CHALLENGE
Copy whichever lines contain the string "last".
BEGIN
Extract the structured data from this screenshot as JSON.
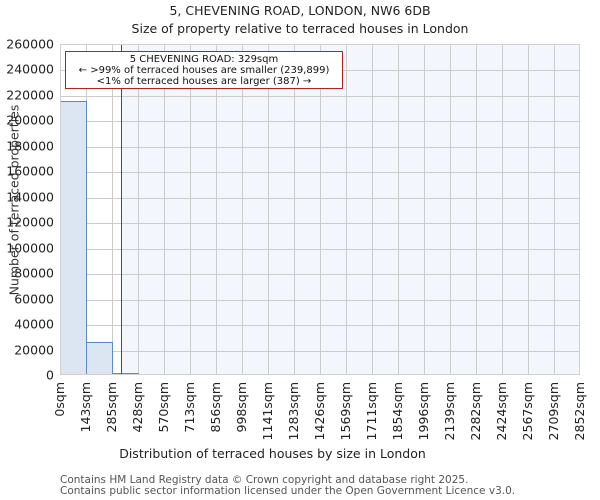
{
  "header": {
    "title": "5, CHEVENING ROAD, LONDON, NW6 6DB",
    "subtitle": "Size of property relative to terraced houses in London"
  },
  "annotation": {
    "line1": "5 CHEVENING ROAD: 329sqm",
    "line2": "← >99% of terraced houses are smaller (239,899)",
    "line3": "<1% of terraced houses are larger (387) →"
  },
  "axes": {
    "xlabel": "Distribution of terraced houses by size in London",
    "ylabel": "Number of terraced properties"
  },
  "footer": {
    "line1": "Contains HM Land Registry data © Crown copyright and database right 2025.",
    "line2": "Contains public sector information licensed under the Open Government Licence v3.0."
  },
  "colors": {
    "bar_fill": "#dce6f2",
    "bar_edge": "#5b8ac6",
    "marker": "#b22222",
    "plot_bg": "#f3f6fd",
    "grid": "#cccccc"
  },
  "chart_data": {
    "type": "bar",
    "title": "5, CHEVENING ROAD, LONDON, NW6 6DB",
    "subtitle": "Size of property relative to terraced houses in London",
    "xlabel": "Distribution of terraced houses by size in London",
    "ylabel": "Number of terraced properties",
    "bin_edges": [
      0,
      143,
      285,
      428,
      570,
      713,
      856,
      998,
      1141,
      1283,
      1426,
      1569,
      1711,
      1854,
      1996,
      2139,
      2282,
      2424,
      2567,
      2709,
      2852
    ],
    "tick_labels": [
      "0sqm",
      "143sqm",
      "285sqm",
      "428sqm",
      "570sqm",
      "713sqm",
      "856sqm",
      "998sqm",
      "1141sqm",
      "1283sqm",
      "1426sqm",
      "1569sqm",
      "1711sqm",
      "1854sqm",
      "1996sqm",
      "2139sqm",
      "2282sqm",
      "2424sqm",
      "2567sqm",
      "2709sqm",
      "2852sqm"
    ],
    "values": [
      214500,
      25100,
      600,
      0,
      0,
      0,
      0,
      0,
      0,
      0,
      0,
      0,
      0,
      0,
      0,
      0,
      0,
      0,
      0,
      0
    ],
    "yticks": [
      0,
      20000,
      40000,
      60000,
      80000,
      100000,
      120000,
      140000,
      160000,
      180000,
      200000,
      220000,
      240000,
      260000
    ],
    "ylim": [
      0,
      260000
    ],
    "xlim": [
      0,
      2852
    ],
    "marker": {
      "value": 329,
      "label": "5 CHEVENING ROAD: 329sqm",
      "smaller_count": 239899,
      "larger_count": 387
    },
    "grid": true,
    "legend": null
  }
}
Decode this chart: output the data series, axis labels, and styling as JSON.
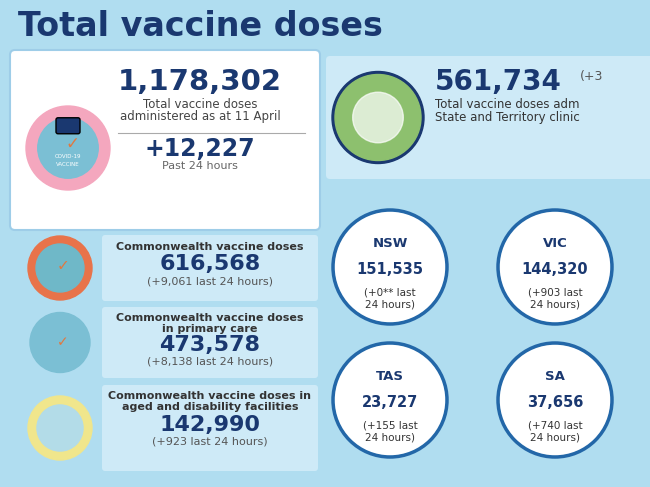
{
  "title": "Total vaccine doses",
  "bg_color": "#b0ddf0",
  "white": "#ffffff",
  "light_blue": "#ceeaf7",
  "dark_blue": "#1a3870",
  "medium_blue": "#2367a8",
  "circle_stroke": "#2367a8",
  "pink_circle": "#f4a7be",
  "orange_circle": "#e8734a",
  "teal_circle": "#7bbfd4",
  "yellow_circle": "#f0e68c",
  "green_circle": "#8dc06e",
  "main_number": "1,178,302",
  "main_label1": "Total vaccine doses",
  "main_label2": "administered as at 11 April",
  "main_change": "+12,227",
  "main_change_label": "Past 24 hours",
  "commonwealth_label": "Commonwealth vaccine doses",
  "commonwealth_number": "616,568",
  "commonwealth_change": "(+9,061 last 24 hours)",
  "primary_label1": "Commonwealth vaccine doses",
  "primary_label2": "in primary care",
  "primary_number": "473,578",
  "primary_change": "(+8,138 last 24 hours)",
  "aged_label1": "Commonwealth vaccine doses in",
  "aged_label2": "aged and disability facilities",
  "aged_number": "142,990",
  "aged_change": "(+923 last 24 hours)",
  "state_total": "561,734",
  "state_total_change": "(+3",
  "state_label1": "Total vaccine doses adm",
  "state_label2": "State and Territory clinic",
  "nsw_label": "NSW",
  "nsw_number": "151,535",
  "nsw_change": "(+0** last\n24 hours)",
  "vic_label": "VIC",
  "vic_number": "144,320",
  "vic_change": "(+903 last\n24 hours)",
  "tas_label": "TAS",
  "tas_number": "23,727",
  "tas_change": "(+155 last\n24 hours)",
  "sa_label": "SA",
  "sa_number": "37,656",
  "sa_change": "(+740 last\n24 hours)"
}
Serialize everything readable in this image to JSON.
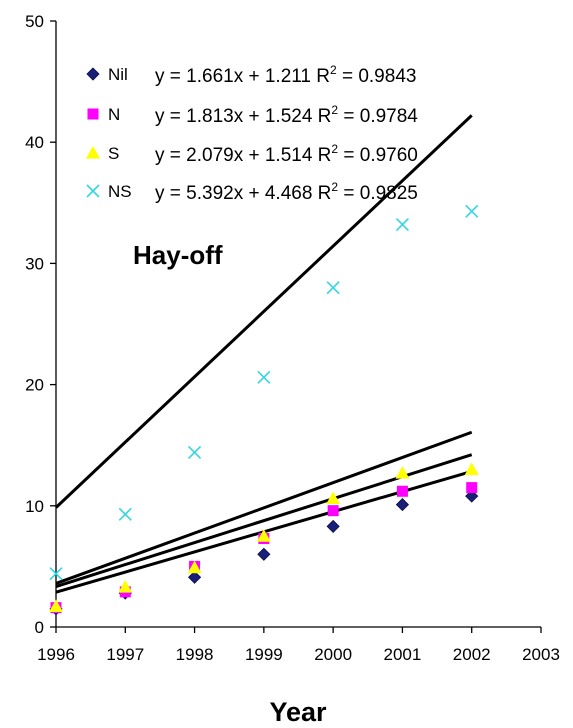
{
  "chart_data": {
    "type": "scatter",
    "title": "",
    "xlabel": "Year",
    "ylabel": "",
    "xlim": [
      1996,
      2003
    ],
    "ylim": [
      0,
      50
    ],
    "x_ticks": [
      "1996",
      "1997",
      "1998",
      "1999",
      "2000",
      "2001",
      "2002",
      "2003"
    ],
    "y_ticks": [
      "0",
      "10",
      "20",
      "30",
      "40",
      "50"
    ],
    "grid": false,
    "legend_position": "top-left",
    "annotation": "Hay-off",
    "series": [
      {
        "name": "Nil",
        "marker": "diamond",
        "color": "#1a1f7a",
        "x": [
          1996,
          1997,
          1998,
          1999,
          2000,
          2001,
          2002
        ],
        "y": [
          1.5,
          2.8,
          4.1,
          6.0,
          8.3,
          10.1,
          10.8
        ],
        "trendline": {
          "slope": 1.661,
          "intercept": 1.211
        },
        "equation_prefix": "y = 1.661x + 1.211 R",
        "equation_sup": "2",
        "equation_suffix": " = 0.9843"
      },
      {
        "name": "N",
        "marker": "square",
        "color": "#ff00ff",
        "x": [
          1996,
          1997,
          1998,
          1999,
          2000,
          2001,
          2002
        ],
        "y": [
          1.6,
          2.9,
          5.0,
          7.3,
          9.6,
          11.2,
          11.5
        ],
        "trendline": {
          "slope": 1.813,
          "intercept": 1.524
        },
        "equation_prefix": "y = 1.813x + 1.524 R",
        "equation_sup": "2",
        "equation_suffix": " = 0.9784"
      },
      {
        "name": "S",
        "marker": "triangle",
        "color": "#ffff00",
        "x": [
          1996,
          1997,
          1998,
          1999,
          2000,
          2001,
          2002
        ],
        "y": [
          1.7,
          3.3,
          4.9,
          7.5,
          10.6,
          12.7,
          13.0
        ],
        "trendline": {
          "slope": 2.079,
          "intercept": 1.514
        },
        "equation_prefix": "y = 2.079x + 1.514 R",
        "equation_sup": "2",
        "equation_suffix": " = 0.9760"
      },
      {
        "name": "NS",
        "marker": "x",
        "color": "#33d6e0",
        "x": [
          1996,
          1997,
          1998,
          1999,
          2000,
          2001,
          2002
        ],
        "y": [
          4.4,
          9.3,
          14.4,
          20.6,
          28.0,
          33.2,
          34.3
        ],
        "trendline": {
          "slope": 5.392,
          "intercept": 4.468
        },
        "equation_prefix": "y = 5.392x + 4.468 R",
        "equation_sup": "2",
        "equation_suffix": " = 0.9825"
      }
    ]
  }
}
END
EXERCISE RESULT
  "commonwealth_change": "(+9,061 last 24 hours)",
  "primary_change": "(+8,138 last 24 hours)",
  "aged_change": "(+923 last 24 hours)",
  "nsw_change": "(+0** last\n24 hours)",
  "vic_change": "(+903 last\n24 hours)",
  "tas_change": "(+155 last\n24 hours)",
  "sa_change": "(+740 last\n24 hours)"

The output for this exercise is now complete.